**Request:**
Make an exact copy of the entries, and keep any pictures out of it.

**Excerpt from a dataset:**
════

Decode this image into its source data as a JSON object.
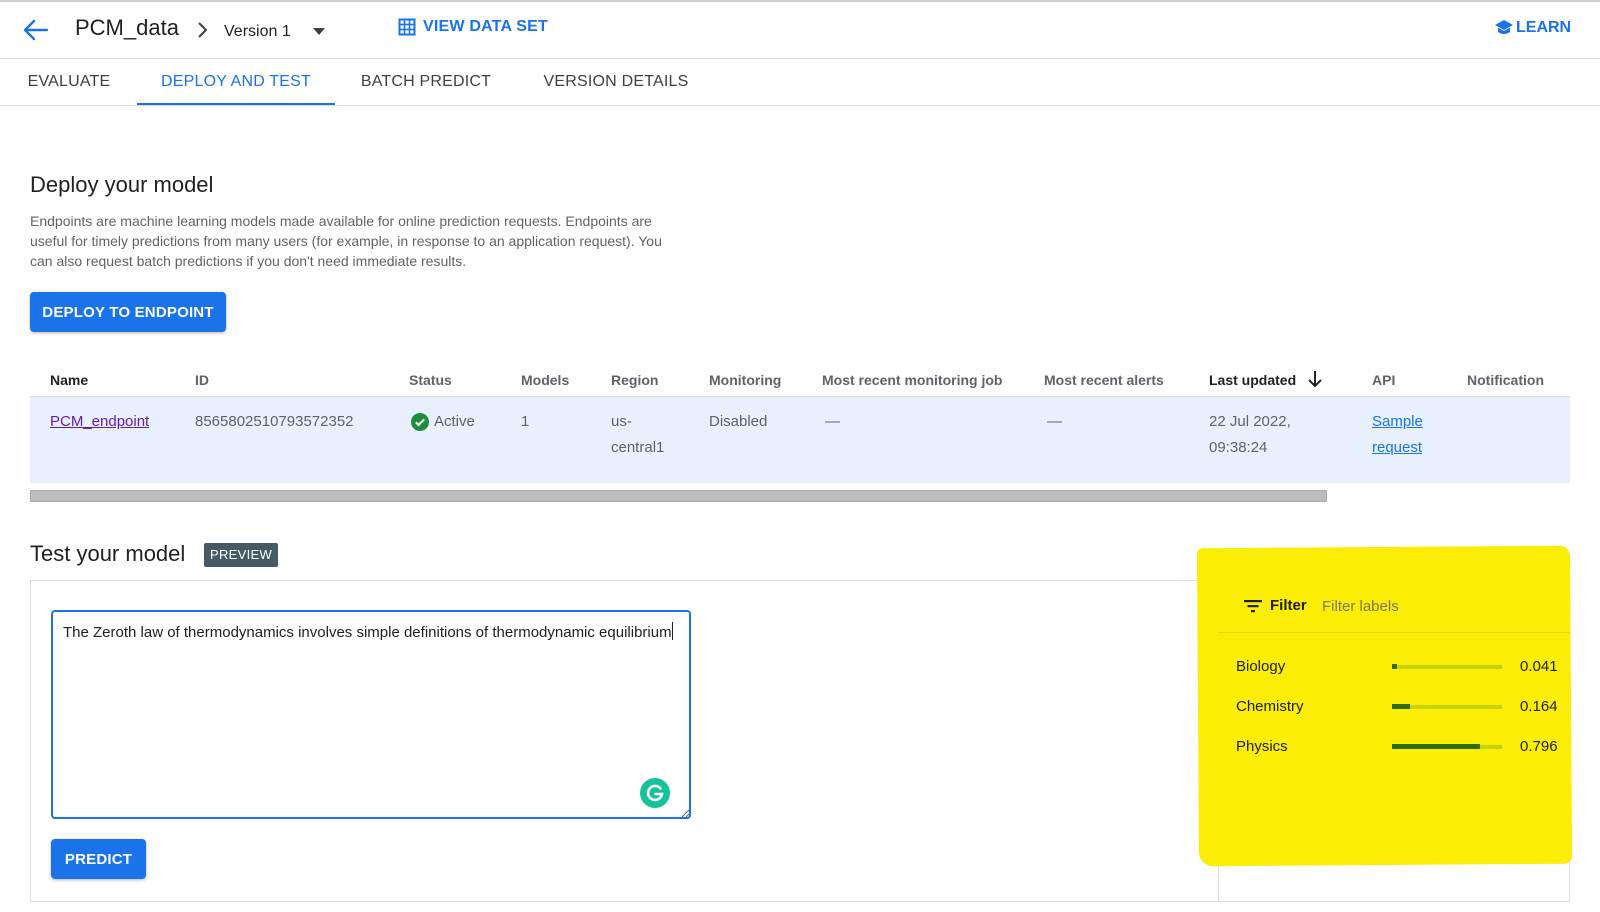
{
  "header": {
    "model_name": "PCM_data",
    "version": "Version 1",
    "view_dataset": "VIEW DATA SET",
    "learn": "LEARN"
  },
  "tabs": [
    {
      "label": "EVALUATE",
      "active": false
    },
    {
      "label": "DEPLOY AND TEST",
      "active": true
    },
    {
      "label": "BATCH PREDICT",
      "active": false
    },
    {
      "label": "VERSION DETAILS",
      "active": false
    }
  ],
  "deploy": {
    "title": "Deploy your model",
    "description": "Endpoints are machine learning models made available for online prediction requests. Endpoints are useful for timely predictions from many users (for example, in response to an application request). You can also request batch predictions if you don't need immediate results.",
    "button": "DEPLOY TO ENDPOINT"
  },
  "table": {
    "headers": [
      "Name",
      "ID",
      "Status",
      "Models",
      "Region",
      "Monitoring",
      "Most recent monitoring job",
      "Most recent alerts",
      "Last updated",
      "API",
      "Notification"
    ],
    "row": {
      "name": "PCM_endpoint",
      "id": "8565802510793572352",
      "status": "Active",
      "models": "1",
      "region_line1": "us-",
      "region_line2": "central1",
      "monitoring": "Disabled",
      "recent_job": "—",
      "recent_alerts": "—",
      "updated_line1": "22 Jul 2022,",
      "updated_line2": "09:38:24",
      "api_line1": "Sample",
      "api_line2": "request",
      "notification": ""
    }
  },
  "test": {
    "title": "Test your model",
    "badge": "PREVIEW",
    "input_text": "The Zeroth law of thermodynamics involves simple definitions of thermodynamic equilibrium",
    "predict": "PREDICT"
  },
  "results": {
    "filter_label": "Filter",
    "filter_placeholder": "Filter labels",
    "labels": [
      {
        "name": "Biology",
        "score": "0.041",
        "value": 0.041
      },
      {
        "name": "Chemistry",
        "score": "0.164",
        "value": 0.164
      },
      {
        "name": "Physics",
        "score": "0.796",
        "value": 0.796
      }
    ]
  },
  "colors": {
    "accent": "#1a73e8",
    "active_status": "#1e8e3e",
    "highlight": "#fbed06",
    "bar_fill": "#2e6b00",
    "bar_track": "#c8d400"
  }
}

════

**Output below:**
Decode this image into its source data as a JSON object.
{
  "header": {
    "model_name": "PCM_data",
    "version": "Version 1",
    "view_dataset": "VIEW DATA SET",
    "learn": "LEARN"
  },
  "tabs": [
    {
      "label": "EVALUATE",
      "active": false
    },
    {
      "label": "DEPLOY AND TEST",
      "active": true
    },
    {
      "label": "BATCH PREDICT",
      "active": false
    },
    {
      "label": "VERSION DETAILS",
      "active": false
    }
  ],
  "deploy": {
    "title": "Deploy your model",
    "description": "Endpoints are machine learning models made available for online prediction requests. Endpoints are useful for timely predictions from many users (for example, in response to an application request). You can also request batch predictions if you don't need immediate results.",
    "button": "DEPLOY TO ENDPOINT"
  },
  "table": {
    "headers": [
      "Name",
      "ID",
      "Status",
      "Models",
      "Region",
      "Monitoring",
      "Most recent monitoring job",
      "Most recent alerts",
      "Last updated",
      "API",
      "Notification"
    ],
    "row": {
      "name": "PCM_endpoint",
      "id": "8565802510793572352",
      "status": "Active",
      "models": "1",
      "region_line1": "us-",
      "region_line2": "central1",
      "monitoring": "Disabled",
      "recent_job": "—",
      "recent_alerts": "—",
      "updated_line1": "22 Jul 2022,",
      "updated_line2": "09:38:24",
      "api_line1": "Sample",
      "api_line2": "request",
      "notification": ""
    }
  },
  "test": {
    "title": "Test your model",
    "badge": "PREVIEW",
    "input_text": "The Zeroth law of thermodynamics involves simple definitions of thermodynamic equilibrium",
    "predict": "PREDICT"
  },
  "results": {
    "filter_label": "Filter",
    "filter_placeholder": "Filter labels",
    "labels": [
      {
        "name": "Biology",
        "score": "0.041",
        "value": 0.041
      },
      {
        "name": "Chemistry",
        "score": "0.164",
        "value": 0.164
      },
      {
        "name": "Physics",
        "score": "0.796",
        "value": 0.796
      }
    ]
  },
  "colors": {
    "accent": "#1a73e8",
    "active_status": "#1e8e3e",
    "highlight": "#fbed06",
    "bar_fill": "#2e6b00",
    "bar_track": "#c8d400"
  }
}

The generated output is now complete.